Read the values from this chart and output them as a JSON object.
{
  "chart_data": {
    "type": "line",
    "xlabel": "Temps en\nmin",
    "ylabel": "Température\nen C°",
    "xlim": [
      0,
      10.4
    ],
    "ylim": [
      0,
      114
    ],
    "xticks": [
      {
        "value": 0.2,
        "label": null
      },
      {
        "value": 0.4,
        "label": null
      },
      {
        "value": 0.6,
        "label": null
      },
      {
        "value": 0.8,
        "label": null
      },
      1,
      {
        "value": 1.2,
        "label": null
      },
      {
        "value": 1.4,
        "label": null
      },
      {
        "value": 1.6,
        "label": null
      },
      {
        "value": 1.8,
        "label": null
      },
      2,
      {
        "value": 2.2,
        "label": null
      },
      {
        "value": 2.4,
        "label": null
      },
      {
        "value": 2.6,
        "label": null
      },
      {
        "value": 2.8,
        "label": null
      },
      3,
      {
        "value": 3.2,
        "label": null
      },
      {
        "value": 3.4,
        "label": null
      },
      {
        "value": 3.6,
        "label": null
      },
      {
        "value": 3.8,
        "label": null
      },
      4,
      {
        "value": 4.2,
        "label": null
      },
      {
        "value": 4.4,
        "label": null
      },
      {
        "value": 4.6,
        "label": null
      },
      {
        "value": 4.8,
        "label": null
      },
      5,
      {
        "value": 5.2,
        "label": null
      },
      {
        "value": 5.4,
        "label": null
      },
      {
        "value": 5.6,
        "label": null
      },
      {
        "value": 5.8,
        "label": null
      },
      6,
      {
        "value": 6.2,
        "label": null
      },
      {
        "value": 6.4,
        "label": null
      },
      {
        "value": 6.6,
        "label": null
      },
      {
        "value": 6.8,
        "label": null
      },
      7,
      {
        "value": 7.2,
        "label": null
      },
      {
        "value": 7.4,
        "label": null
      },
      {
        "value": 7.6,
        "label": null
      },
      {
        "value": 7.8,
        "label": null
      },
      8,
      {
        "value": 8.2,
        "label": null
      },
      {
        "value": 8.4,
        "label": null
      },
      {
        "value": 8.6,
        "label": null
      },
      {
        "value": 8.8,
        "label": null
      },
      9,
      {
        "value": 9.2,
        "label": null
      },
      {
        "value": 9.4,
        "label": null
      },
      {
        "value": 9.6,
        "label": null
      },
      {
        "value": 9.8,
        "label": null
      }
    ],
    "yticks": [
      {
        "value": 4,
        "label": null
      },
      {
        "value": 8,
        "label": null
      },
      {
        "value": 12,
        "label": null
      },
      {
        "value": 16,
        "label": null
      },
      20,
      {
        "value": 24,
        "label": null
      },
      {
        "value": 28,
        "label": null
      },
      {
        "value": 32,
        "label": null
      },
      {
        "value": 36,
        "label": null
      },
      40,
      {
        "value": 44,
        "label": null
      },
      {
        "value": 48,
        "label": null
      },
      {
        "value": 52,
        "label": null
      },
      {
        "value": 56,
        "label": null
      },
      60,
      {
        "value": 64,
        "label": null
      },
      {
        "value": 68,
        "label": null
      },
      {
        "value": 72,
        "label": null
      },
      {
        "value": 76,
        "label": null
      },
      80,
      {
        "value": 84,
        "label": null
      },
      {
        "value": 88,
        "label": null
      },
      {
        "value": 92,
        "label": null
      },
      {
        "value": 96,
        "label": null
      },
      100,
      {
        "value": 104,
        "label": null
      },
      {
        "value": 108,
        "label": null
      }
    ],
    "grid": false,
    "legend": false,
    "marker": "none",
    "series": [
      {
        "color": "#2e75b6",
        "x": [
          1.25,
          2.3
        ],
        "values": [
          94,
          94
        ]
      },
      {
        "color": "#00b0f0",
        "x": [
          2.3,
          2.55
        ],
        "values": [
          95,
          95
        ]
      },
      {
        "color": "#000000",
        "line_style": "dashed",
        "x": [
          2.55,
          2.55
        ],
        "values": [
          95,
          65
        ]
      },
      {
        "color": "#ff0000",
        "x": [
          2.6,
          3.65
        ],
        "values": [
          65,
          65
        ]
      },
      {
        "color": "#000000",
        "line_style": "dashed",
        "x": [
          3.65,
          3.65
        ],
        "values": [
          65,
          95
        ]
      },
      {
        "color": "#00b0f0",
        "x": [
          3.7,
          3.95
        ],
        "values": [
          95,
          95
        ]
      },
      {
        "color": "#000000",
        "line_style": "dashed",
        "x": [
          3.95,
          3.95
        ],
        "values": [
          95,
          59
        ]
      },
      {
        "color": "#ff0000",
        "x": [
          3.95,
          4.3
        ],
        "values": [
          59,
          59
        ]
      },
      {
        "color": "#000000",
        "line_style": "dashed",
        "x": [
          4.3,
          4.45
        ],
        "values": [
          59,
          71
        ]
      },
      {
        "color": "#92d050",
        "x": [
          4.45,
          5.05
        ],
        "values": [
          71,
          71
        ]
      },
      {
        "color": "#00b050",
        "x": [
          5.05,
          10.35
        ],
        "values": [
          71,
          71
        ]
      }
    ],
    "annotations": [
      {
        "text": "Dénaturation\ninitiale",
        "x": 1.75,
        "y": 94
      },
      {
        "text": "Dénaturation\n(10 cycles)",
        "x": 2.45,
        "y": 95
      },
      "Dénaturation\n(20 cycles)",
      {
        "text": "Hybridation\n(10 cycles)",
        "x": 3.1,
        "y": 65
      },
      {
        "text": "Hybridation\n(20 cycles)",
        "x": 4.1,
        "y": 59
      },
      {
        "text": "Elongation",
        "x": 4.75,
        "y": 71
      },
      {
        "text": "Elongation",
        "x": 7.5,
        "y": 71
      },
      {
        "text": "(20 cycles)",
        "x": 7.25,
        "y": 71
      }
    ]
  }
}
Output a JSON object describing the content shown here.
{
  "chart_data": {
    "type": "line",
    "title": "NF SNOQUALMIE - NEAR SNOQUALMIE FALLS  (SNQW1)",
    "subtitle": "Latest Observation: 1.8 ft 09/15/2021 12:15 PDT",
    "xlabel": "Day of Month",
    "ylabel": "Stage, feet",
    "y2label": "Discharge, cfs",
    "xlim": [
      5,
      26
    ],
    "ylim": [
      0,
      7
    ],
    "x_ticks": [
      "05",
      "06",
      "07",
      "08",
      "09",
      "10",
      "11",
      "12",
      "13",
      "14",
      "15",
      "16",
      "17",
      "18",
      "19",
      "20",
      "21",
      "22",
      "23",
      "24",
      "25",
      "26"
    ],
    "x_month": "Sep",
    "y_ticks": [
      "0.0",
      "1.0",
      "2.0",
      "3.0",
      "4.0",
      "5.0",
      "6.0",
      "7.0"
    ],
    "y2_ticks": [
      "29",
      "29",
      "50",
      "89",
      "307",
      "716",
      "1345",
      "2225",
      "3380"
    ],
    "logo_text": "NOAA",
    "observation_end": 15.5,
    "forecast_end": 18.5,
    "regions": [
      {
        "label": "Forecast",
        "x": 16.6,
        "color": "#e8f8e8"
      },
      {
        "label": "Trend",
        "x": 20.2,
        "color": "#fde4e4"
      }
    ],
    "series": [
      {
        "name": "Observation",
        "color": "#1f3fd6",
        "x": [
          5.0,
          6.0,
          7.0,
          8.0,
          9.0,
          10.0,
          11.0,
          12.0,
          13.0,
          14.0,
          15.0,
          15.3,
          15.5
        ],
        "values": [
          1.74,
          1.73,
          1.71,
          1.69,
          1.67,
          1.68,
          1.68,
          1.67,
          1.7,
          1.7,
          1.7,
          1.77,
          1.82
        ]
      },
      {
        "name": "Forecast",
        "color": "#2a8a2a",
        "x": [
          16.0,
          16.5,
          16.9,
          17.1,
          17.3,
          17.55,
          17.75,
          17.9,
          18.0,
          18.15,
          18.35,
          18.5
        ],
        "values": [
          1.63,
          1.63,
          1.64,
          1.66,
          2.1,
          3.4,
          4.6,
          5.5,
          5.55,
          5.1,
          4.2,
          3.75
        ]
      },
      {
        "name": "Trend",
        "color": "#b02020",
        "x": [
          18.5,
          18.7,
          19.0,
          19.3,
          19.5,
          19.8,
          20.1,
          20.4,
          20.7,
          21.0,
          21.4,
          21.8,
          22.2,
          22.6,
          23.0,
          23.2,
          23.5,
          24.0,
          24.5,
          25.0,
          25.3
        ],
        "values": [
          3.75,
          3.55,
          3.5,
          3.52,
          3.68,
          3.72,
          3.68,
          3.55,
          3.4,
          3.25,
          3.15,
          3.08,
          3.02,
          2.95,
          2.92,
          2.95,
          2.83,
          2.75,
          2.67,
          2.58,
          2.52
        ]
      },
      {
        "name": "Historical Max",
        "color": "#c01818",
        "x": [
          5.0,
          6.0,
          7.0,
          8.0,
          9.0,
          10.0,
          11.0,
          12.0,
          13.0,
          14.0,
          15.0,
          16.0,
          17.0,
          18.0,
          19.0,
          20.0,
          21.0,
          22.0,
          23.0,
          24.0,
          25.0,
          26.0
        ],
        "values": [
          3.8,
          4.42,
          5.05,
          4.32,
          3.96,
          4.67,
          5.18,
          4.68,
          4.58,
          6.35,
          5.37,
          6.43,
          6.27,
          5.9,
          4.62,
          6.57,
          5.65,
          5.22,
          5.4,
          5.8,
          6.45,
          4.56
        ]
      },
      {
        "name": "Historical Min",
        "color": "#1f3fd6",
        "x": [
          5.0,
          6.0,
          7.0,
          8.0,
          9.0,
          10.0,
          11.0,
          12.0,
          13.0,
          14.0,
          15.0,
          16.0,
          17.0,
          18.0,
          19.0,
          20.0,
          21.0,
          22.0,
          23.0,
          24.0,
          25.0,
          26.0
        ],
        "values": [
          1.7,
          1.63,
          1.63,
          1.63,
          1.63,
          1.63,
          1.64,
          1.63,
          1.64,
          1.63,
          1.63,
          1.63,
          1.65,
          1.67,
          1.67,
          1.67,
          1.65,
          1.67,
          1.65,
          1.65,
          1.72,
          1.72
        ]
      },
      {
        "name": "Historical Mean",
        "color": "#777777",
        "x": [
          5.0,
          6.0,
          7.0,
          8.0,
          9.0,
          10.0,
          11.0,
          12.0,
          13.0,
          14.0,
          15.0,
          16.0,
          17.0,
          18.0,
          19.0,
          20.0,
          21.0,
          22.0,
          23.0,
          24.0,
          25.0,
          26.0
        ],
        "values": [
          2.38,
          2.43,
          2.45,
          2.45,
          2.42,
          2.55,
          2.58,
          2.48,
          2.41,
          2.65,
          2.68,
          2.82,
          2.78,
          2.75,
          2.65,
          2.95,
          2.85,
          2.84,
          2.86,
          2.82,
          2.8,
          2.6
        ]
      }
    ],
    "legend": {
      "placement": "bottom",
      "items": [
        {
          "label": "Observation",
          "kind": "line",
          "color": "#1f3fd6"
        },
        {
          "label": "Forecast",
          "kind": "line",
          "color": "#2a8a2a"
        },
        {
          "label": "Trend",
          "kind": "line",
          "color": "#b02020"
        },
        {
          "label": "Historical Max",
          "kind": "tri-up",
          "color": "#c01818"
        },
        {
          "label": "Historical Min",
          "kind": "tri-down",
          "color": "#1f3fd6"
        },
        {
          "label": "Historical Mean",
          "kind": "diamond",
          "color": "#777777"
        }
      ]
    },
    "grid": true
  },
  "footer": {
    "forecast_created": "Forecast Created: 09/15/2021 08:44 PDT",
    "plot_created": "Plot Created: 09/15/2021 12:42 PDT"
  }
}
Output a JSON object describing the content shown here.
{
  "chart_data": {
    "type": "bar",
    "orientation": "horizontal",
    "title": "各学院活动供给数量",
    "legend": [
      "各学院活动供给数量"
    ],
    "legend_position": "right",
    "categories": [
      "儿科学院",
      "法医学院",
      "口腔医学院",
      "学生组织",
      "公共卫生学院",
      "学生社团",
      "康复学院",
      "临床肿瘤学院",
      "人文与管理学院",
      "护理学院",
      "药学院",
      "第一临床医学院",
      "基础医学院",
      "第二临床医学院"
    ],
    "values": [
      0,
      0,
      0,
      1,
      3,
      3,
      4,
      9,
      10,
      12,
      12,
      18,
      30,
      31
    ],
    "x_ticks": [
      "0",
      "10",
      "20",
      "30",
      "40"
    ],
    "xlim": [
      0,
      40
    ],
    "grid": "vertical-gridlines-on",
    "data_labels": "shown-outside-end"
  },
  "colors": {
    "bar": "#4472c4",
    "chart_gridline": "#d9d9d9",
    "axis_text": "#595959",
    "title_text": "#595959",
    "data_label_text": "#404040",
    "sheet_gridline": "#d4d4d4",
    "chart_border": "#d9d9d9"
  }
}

§ §

• **Task description**: Take each line containing the string "xlabel" and copy it out.

• **Solution to this problem**:
    "xlabel": "Temps en\nmin",
    "xlabel": "Day of Month",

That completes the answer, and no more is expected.